## begin

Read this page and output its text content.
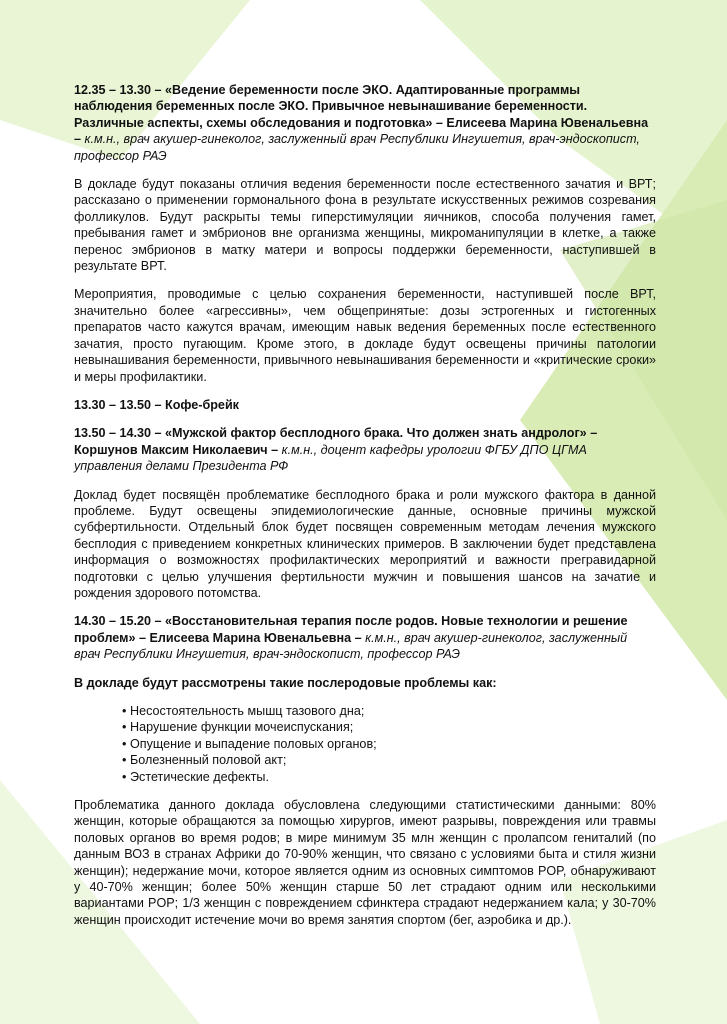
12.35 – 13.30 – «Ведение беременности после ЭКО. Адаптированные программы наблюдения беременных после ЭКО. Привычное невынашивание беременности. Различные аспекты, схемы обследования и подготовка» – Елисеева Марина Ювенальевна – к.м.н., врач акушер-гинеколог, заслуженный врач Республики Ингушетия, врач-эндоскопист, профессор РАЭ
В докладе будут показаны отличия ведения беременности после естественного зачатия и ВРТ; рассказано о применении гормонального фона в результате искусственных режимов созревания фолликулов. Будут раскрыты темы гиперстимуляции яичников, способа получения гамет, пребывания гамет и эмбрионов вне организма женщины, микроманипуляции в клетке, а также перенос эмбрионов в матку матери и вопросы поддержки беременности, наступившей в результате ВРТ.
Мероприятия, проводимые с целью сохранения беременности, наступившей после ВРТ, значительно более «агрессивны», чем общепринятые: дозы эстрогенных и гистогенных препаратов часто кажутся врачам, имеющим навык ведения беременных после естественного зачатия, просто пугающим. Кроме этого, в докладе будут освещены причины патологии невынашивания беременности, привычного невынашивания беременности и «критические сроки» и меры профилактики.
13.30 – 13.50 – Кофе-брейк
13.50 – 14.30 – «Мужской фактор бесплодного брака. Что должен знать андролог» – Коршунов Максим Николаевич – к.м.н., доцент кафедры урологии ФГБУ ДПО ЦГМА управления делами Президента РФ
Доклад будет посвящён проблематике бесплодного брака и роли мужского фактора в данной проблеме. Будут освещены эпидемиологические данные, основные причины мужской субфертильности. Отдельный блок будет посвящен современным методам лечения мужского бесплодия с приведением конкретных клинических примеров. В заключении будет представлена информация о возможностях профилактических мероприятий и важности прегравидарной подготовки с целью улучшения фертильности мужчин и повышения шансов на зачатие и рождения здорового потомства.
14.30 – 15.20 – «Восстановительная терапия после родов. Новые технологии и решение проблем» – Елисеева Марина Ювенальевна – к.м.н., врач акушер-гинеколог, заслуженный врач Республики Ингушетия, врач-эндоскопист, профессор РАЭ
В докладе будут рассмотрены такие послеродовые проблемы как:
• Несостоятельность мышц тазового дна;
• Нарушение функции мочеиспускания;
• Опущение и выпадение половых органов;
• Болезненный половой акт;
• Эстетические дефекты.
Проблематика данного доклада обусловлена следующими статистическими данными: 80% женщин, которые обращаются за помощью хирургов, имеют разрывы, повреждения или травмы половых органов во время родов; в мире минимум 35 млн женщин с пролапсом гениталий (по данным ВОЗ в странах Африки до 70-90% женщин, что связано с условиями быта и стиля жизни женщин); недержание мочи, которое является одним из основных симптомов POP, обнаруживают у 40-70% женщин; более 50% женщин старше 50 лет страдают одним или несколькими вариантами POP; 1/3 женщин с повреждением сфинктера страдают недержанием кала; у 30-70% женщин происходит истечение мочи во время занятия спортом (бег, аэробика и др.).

## end
## begin

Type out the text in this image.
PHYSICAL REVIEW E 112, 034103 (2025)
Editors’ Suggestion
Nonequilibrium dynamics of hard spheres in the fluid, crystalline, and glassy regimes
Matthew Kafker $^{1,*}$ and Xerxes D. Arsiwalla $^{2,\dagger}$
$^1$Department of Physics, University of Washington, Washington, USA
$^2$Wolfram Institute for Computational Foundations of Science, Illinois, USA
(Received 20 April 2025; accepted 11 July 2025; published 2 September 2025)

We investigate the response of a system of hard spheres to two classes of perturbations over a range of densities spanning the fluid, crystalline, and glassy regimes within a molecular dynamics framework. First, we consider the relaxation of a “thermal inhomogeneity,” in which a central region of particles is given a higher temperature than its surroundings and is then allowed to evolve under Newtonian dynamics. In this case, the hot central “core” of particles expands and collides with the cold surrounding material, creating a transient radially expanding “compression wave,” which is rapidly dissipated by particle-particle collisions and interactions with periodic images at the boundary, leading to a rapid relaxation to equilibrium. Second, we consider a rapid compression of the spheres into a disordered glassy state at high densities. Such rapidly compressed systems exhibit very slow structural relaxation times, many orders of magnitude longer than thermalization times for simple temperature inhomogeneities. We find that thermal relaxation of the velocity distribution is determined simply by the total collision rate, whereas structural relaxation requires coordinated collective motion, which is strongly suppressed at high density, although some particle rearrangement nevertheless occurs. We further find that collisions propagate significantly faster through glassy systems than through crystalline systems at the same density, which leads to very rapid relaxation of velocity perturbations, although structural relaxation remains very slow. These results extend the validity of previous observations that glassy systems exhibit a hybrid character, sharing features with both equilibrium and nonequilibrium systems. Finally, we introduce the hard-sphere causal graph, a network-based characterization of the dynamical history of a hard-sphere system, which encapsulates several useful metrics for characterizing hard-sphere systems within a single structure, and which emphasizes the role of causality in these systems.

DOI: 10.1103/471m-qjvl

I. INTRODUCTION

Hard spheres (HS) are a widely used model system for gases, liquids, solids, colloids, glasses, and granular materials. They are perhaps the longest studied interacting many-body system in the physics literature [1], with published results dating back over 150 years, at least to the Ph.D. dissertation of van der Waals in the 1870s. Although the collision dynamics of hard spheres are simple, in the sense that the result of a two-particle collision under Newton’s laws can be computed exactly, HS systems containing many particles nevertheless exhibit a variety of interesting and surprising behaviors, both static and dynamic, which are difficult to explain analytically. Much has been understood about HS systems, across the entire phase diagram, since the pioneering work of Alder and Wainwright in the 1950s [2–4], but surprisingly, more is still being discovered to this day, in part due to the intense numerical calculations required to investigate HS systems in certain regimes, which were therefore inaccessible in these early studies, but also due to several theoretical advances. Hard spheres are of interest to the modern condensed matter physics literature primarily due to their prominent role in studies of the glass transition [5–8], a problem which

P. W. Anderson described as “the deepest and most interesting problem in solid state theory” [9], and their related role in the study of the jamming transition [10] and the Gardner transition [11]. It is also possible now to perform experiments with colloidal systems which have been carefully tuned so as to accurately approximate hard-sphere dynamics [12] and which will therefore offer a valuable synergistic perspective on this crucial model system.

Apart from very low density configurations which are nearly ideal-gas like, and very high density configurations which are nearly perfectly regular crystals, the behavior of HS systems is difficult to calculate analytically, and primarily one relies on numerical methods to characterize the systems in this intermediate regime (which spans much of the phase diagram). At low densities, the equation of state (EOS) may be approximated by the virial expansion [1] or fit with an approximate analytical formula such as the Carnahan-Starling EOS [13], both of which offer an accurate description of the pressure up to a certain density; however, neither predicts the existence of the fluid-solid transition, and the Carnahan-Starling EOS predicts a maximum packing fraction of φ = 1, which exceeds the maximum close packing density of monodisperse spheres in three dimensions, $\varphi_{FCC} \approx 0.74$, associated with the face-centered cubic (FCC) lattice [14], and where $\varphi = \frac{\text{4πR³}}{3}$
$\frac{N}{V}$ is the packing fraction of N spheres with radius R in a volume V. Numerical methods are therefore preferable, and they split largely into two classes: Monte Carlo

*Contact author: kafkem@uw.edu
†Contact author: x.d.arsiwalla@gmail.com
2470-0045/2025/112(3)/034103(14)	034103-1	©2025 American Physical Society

## end

**Work required**: In the entries above, identify every line with the word "Contact". Copy those lines.

**Final answer**:
*Contact author: kafkem@uw.edu
†Contact author: x.d.arsiwalla@gmail.com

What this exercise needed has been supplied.